Layout dataset entries

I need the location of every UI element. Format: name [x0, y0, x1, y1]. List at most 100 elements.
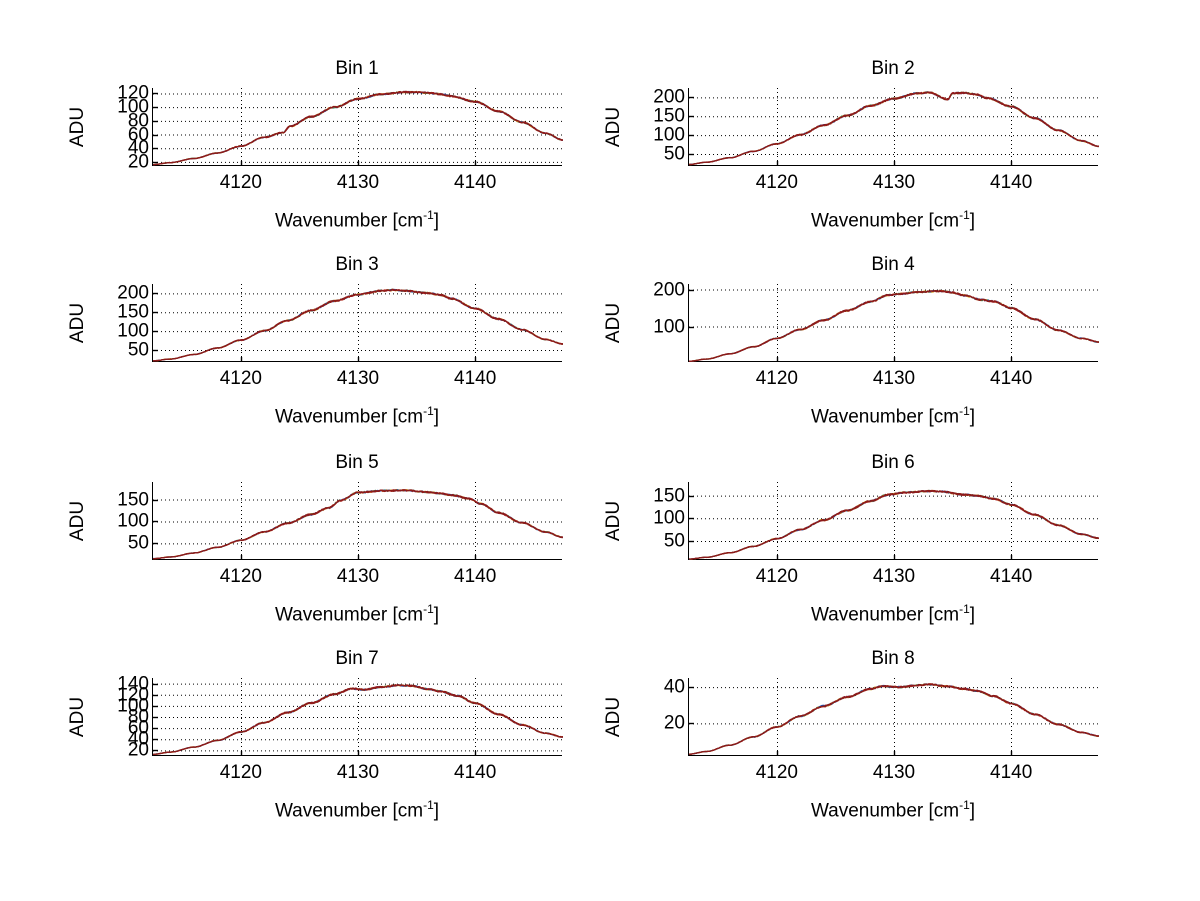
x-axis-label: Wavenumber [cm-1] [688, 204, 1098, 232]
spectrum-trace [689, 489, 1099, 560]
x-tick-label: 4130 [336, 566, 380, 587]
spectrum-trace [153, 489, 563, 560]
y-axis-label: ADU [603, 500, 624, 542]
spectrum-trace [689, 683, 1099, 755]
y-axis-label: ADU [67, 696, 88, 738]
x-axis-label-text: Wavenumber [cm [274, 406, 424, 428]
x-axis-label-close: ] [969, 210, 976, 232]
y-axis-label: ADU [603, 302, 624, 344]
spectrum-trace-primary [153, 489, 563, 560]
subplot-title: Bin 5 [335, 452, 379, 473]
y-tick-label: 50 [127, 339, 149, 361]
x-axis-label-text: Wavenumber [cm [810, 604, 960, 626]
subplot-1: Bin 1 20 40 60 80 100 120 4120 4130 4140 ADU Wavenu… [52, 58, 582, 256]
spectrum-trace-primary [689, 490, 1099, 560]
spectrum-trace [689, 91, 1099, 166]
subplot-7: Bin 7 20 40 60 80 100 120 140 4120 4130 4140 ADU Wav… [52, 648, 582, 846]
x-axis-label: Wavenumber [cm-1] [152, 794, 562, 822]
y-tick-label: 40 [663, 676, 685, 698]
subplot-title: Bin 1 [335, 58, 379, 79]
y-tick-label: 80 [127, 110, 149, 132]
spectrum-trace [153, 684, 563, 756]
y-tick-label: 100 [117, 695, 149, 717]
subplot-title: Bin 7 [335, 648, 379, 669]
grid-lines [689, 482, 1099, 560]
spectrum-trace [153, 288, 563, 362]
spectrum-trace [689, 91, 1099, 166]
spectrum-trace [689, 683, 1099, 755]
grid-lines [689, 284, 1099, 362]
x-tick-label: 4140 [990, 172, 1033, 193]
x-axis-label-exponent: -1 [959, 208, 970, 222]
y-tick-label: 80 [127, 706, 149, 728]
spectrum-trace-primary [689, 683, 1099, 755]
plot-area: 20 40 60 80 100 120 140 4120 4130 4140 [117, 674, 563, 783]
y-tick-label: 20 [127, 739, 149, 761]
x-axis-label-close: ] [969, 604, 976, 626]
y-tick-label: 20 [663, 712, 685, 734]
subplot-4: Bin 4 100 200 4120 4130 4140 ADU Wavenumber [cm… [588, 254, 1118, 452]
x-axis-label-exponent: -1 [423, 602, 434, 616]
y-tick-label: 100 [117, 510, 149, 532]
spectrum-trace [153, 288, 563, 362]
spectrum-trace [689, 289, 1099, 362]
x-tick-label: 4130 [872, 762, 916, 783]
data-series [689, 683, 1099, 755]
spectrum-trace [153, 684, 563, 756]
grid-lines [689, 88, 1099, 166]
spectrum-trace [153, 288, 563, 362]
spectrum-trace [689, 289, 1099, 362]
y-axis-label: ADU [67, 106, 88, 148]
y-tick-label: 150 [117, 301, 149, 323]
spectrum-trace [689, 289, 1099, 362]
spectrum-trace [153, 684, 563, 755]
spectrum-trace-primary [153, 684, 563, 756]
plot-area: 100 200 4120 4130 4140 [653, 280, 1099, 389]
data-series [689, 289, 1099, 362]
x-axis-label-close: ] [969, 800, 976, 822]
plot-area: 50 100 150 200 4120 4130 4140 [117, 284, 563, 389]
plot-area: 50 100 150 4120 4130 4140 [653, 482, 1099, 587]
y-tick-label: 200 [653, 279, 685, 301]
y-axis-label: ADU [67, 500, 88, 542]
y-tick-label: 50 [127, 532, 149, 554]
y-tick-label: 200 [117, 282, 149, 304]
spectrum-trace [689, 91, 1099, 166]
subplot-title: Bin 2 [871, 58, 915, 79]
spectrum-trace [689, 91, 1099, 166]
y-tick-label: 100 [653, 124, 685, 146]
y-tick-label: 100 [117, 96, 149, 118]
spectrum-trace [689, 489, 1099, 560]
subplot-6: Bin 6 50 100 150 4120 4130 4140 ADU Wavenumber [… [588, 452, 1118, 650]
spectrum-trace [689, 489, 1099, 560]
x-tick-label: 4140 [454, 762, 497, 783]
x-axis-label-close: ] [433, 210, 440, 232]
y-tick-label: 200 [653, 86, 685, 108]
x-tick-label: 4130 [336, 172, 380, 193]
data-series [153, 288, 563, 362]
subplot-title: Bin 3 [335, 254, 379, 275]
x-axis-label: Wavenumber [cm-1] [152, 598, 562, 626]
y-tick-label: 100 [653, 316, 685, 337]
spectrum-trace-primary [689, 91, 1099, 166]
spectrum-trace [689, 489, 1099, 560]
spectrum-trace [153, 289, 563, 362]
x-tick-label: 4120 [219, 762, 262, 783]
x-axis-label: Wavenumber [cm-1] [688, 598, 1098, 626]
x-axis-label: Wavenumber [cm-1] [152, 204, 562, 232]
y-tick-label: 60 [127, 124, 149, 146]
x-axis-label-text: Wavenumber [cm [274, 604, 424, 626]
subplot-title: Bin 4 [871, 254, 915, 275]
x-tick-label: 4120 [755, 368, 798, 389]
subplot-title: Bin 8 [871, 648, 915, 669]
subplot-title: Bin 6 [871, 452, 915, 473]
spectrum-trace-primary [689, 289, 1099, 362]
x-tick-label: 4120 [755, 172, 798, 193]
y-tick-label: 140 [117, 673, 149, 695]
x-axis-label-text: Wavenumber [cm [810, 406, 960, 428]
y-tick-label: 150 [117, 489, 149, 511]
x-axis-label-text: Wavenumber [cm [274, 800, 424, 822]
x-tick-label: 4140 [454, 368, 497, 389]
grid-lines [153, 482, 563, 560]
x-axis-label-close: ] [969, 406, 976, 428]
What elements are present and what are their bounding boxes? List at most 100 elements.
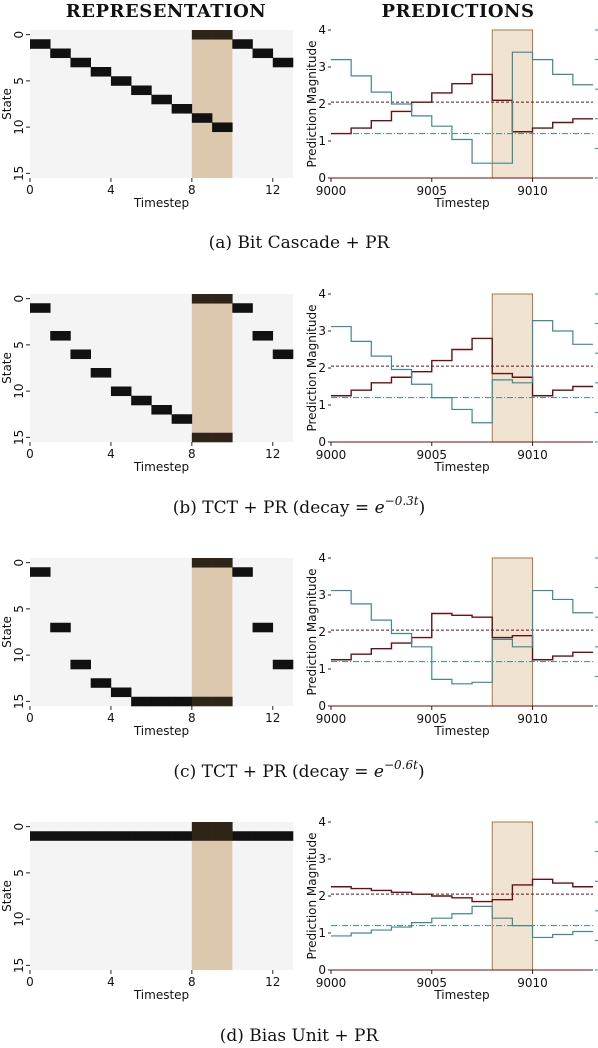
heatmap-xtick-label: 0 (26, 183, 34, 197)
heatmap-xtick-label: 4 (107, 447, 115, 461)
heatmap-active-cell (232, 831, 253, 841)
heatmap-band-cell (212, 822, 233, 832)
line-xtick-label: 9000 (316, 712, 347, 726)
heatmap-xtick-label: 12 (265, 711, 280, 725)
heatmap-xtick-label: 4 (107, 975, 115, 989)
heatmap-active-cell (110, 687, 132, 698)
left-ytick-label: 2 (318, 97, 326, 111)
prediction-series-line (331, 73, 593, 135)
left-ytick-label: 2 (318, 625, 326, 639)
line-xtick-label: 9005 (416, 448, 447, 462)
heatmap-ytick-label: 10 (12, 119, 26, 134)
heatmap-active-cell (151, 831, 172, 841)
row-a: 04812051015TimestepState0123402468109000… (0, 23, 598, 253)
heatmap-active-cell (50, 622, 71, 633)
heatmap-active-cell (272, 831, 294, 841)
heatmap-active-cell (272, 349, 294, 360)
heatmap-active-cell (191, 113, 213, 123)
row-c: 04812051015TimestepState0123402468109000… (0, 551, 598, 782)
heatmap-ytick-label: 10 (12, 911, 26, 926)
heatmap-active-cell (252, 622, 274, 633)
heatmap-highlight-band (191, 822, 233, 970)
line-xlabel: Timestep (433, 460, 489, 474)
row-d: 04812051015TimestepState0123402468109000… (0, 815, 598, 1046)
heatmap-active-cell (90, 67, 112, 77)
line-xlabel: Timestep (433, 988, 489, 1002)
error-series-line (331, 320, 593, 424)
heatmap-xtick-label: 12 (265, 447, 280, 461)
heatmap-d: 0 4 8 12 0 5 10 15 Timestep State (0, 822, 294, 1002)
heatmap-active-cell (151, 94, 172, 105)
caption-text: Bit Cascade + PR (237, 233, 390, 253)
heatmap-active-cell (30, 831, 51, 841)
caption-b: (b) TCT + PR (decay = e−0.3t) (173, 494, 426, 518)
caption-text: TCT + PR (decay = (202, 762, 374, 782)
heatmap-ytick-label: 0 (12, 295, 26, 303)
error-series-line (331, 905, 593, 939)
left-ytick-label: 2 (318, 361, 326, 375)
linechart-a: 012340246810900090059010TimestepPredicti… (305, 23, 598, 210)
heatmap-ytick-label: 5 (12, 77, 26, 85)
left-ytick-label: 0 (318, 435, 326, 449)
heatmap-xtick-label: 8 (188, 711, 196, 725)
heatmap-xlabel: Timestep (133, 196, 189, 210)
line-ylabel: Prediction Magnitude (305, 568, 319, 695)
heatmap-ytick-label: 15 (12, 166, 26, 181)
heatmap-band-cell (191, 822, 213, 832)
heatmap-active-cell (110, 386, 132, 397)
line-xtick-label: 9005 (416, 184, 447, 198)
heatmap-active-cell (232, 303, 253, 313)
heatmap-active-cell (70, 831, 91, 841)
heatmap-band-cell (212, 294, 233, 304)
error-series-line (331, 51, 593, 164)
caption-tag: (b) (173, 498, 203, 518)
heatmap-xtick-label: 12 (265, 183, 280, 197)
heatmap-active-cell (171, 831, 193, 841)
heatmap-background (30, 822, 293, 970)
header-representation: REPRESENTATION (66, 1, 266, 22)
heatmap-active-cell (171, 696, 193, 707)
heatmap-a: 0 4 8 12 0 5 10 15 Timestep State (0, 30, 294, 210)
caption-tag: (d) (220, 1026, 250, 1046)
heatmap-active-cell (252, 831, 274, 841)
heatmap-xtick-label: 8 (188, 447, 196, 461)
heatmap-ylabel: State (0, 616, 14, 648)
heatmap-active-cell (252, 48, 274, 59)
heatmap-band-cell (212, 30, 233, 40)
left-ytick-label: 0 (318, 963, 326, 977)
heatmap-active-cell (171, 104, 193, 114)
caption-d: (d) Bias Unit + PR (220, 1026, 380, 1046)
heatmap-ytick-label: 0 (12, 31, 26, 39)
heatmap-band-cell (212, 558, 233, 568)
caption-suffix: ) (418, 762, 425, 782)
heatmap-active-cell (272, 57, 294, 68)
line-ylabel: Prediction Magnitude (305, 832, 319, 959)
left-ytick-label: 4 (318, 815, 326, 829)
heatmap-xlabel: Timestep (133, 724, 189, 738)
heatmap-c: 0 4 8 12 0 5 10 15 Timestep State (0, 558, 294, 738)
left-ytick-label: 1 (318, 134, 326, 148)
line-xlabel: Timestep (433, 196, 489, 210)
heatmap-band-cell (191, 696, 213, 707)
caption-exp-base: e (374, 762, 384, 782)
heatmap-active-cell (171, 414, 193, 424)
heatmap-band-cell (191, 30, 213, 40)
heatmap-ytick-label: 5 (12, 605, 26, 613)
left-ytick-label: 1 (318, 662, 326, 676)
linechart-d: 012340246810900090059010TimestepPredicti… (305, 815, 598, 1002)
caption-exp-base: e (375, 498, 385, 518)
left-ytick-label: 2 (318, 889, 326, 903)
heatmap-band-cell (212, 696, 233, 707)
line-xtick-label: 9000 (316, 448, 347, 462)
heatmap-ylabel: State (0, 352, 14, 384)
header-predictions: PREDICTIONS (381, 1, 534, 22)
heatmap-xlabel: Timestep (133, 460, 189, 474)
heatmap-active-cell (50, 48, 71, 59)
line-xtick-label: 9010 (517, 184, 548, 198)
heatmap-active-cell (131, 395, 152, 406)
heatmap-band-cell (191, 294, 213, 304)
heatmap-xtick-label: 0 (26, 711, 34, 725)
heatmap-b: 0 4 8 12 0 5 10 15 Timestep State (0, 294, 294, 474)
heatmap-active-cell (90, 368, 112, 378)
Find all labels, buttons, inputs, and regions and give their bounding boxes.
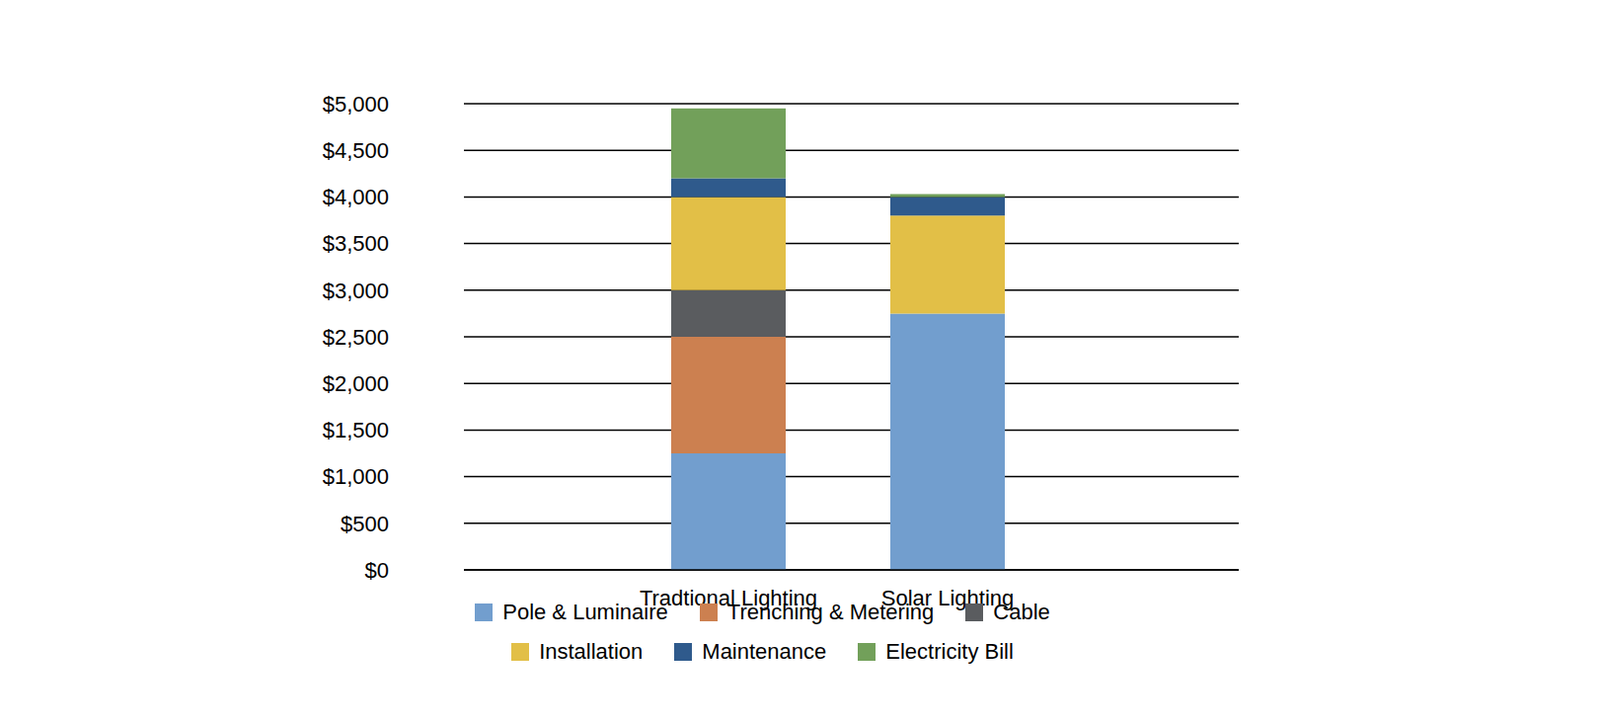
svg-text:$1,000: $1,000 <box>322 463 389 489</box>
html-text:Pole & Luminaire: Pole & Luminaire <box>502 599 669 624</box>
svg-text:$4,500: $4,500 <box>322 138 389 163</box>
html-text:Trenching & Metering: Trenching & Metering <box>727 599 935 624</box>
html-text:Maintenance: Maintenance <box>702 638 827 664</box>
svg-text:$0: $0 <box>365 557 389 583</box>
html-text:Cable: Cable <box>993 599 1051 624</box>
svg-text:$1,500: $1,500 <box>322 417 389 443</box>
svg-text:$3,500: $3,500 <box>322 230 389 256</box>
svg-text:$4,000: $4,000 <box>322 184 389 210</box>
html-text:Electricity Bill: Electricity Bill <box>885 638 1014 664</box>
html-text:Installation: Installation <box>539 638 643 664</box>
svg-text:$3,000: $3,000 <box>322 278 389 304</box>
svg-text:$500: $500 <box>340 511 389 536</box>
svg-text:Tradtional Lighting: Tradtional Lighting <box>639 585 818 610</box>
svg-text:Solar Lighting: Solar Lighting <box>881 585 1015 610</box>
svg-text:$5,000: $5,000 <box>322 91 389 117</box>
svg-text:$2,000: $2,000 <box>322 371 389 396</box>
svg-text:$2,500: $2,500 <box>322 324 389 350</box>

## TO BE DONE
Reproduce the lines of the entries above verbatim, starting with the line containing "x-axis-label: Wavenumber [cm-1] [688, 204, 1098, 232]" and continuing through the line containing "subplot-7: Bin 7", both included.

## COMPLETED TASK
x-axis-label: Wavenumber [cm-1] [688, 204, 1098, 232]
spectrum-trace [689, 489, 1099, 560]
x-tick-label: 4130 [336, 566, 380, 587]
spectrum-trace [153, 489, 563, 560]
y-axis-label: ADU [603, 500, 624, 542]
spectrum-trace [689, 683, 1099, 755]
y-axis-label: ADU [67, 696, 88, 738]
x-axis-label-text: Wavenumber [cm [274, 406, 424, 428]
x-axis-label-close: ] [969, 210, 976, 232]
y-axis-label: ADU [603, 302, 624, 344]
spectrum-trace-primary [153, 489, 563, 560]
subplot-title: Bin 5 [335, 452, 379, 473]
y-tick-label: 50 [127, 339, 149, 361]
x-axis-label-text: Wavenumber [cm [810, 604, 960, 626]
subplot-1: Bin 1 20 40 60 80 100 120 4120 4130 4140 ADU Wavenu… [52, 58, 582, 256]
spectrum-trace-primary [689, 490, 1099, 560]
spectrum-trace [689, 91, 1099, 166]
subplot-7: Bin 7 20 40 60 80 100 120 140 4120 4130 4140 ADU Wav… [52, 648, 582, 846]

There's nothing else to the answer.